====== Sayfa Alıntısı
Bu düzenleme uyarınca getirilen yaptırımın iki koşulun bir arada bulunması hâlinde uygulanacağı görülmekte olup, bunlardan birincisi tescil başvurusu yapılan markanın, tescil edilmiş veya önceki tarihte başvurusu yapılmış marka ile aynı ya da benzer olması, ikincisi ise; her iki markanın da kapsadığı mal veya hizmetlerin aynı ya da benzer olmasıdır. Ancak burada 6769 sayılı Sınai Mülkiyet Kanununun 6. maddesinin (5) numaralı fıkrasının hatırlatılması da gereklidir. Zira tescil edilmiş veya tescil için başvurusu yapılmış markanın, Türkiye’de ulaştığı tanınmışlık düzeyi nedeniyle haksız bir yararın sağlanabileceği, markanın itibarının zarar görebileceği veya ayırt edici karakterinin zedelenebileceği durumlarda, tescil edilmiş veya tescil için başvurusu daha önce yapılmış bir marka sahibinin itirazı üzerine, farklı mal veya hizmetlerde kullanılacak olsa bile, sonraki markanın tescil başvurusu ret edilebilecektir. Tanınmış marka kavramı yerleşik Yargıtay içtihatlarında “bir şahsa veya teşebbüse sıkı bir şekilde matufiyet, garanti, kalite, kuvvetli reklam, yaygın bir dağıtım sistemine bağlı, müşteri, akraba, dost, düşman ayırımı yapılmadan coğrafi sınır, kültür, yaş farkı gözetilmeksizin aynı çevredeki insanlar tarafından refleks halinde ortaya çıkan bir çağrışım olarak” ifade edilmiştir.
============
====== Seçilmiş Kayıtlar
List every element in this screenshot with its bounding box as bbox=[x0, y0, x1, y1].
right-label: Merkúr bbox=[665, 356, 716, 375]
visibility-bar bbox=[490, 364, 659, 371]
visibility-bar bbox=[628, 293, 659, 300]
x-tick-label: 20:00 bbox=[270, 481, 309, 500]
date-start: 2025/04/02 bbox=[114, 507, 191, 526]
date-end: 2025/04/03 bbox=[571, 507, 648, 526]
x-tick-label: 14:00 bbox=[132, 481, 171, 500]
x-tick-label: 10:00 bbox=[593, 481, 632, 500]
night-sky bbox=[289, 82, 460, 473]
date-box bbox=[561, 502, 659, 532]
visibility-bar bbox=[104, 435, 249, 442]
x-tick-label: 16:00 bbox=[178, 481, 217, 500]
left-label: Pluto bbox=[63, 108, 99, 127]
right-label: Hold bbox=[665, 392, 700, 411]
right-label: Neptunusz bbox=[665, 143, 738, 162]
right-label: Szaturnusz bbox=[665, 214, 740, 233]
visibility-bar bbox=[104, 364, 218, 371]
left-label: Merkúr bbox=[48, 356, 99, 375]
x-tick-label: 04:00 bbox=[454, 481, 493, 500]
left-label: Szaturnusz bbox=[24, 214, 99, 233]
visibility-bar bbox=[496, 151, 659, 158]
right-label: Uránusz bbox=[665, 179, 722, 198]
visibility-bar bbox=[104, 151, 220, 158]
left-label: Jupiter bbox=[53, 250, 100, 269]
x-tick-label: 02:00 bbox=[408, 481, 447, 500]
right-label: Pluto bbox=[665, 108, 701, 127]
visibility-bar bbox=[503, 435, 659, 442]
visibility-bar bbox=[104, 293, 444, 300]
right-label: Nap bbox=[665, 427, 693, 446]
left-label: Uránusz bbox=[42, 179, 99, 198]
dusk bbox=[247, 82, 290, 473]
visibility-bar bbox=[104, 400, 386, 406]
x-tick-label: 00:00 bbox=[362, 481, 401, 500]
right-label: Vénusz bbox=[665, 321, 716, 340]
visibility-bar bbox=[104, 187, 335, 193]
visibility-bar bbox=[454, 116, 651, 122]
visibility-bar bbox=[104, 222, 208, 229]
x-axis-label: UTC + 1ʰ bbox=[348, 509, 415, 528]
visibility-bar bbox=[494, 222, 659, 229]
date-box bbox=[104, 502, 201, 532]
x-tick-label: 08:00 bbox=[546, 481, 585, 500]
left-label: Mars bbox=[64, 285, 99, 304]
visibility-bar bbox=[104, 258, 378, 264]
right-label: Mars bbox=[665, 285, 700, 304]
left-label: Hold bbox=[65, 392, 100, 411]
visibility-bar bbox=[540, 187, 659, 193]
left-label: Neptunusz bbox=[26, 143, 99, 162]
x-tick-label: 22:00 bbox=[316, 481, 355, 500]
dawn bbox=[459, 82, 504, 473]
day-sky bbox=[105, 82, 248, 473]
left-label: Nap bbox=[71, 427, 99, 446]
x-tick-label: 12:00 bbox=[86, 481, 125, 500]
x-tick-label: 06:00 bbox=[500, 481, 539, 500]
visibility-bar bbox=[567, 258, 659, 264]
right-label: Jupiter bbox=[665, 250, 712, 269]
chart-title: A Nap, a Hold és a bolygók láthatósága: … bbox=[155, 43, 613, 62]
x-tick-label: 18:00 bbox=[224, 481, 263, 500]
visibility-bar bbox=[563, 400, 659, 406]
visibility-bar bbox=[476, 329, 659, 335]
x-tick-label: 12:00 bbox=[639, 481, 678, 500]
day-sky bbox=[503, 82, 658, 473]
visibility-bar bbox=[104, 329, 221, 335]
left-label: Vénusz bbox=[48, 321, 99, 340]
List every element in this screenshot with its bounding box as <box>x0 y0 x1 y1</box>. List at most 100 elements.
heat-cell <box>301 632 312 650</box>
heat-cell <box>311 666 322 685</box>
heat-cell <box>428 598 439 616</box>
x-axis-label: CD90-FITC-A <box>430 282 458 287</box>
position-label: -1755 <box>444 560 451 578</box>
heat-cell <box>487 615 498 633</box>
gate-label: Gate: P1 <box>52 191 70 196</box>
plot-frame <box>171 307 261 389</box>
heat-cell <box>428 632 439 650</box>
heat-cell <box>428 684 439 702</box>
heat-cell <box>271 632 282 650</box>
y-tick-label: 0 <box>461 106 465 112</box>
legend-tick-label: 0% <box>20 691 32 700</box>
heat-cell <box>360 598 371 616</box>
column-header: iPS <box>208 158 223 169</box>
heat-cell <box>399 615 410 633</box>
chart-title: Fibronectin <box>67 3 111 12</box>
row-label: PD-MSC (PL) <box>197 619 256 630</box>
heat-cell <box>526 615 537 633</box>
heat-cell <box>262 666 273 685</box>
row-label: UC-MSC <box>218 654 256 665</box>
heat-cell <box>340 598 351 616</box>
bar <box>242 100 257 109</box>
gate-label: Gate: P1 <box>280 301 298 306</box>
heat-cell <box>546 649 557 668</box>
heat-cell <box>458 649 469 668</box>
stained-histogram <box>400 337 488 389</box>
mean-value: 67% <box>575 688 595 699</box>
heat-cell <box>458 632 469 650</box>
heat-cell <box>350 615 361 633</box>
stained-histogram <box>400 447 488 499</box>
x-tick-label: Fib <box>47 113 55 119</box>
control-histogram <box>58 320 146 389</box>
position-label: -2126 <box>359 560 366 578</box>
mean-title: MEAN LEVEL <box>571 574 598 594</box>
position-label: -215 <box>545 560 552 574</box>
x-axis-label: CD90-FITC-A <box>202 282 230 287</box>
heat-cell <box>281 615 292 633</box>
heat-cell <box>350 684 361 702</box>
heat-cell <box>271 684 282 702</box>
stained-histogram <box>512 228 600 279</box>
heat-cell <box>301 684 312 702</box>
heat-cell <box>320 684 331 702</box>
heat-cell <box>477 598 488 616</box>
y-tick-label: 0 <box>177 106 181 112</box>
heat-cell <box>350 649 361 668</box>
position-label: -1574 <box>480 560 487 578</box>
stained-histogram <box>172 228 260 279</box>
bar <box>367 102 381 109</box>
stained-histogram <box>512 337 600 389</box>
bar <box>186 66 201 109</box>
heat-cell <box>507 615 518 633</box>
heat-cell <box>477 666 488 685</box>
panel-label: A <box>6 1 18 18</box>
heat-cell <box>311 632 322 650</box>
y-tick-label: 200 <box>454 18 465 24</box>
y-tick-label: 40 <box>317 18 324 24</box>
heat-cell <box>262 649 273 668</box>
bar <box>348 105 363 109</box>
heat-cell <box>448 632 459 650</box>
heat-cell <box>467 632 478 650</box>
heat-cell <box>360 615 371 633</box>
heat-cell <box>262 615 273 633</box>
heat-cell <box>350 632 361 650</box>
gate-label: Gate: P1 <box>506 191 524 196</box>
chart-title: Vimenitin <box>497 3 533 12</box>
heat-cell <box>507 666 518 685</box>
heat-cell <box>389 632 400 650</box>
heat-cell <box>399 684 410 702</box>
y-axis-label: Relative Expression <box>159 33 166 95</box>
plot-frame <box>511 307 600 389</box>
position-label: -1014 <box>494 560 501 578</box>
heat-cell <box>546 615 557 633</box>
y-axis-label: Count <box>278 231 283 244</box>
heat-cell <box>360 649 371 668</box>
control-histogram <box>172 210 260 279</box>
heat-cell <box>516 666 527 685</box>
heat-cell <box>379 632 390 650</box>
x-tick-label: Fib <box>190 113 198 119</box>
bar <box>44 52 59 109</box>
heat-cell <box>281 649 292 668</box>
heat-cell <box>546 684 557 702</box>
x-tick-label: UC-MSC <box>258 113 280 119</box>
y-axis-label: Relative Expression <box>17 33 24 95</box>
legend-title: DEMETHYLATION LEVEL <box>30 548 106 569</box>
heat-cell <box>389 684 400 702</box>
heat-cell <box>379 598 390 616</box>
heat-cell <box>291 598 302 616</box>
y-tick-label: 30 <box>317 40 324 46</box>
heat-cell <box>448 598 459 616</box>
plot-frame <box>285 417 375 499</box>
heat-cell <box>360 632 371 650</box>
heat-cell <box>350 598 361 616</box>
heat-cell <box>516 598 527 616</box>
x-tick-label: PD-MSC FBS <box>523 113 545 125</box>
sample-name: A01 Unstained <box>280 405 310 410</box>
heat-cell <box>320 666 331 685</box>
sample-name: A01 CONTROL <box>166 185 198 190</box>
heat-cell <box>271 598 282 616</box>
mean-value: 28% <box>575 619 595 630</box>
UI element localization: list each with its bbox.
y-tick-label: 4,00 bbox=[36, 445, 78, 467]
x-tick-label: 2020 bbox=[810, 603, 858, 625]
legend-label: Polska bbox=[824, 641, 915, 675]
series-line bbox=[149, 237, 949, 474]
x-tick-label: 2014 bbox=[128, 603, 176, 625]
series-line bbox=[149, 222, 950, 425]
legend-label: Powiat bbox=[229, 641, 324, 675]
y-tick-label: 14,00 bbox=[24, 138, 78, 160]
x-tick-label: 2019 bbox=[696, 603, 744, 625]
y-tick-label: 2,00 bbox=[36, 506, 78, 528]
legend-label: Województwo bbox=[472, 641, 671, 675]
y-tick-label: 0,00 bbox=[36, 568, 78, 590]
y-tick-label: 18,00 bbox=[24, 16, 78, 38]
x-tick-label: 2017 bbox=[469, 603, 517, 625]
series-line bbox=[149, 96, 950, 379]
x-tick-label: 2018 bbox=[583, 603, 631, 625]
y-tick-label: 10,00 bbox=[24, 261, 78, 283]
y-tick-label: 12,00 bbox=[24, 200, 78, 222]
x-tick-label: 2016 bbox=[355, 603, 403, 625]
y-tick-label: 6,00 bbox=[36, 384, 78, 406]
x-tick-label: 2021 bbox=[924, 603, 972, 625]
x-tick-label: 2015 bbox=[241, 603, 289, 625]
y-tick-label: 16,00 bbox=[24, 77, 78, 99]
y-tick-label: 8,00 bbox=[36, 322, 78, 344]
============
▶ **Görevler**
1/ Marka tescili metnine göre yaptırımın uygulanması için aranan iki koşuldan ikincisi nedir?
2/ Lütfen marka tescili metnini son cümlesinden itibaren devam ettirin.

▶ **Alıştırma Cevapları**
1/ Her iki markanın da kapsadığı mal veya hizmetlerin aynı ya da benzer olmasıdır.

2/
Ayrıca, 6769 sayılı Sınai Mülkiyet Kanununun 6. maddesinin 1. fıkrasında geçen “halk tarafından karıştırılma ihtimali” konusunda ölçünün; bu işin ilgilisi veya uzmanı değil, tüketici olan halk olduğunun göz önünde tutulması gerekmektedir. Karıştırılma ihtimalinde önemli olan husus, halkın bu iki işaret arasında herhangi bir şekilde herhangi bir sebeple bağlantı kurma, ilişkilendirme ihtimalidir. Buradaki “ihtimal” kelimesi özenle ve özellikle kullanılmış bir kelime olup, şekil, ses, anlam, genel görünüm, çağrışım ve bir seri içinde bulunma izlenimi bu kapsamda değerlendirilmektedir.
Hatta markalar arasında birçok noktada fark bulunduğu tespit edilse bile “umumi intiba” ikisinin karıştırılabileceği yönünde ise, iki işaret arasında karıştırma ihtimalinin bulunduğu kabul edilmelidir (Tekinalp, Ünal; Fikri Mülkiyet Hukuku, İstanbul 2012, s. 443).
Bir başka anlatımla, “iltibas tehlikesi” görsel, biçimsel, anlamsal, işitsel benzerlikler, çağrıştırma, bir bütün olarak uyandırdığı toplu kanaat, malın veya hizmetin hitap ettiği alıcı grubunun toplumsal düzeyi ve durumu, markayı taşıyan malın değeri ve alıcının bu malı almaya ayırdığı zaman, markanın esas unsurları ve tamamlayıcı unsurları, karşılaştırılan işaretler arasındaki benzerlik, telaffuz, anlam veya biçimden, işaretlerin toplu olarak bıraktığı izlenimden, seri içine girmekten veya başka bir çağrışımdan kaynaklanabilir. Yine halkın, karşılaştırılan işaretler arasında herhangi bir şekilde “bağlantı” kurabilmesi de benzerlik bulunduğunu kabul etmek için yeterli olmaktadır.
Bu açıklamalar ışığında somut olay incelendiğinde;
Taraf markaları tescil kapsamları ve işaretsel yönden karşılaştırıldığında;

Davalı Markası Davacı Markası
… … DÜNYASI+şekil … DÜNYASI+şekil
(35. sınıf) (20, 24, 26. sınıf)

Müktesep Hakka Dayanak
Davalı Markası
2007 34632 (25/06/2007)
… … DÜNYASI+şekil
(35. sınıf)
(Yenilenmediğinden Hükümden Düşmüştür)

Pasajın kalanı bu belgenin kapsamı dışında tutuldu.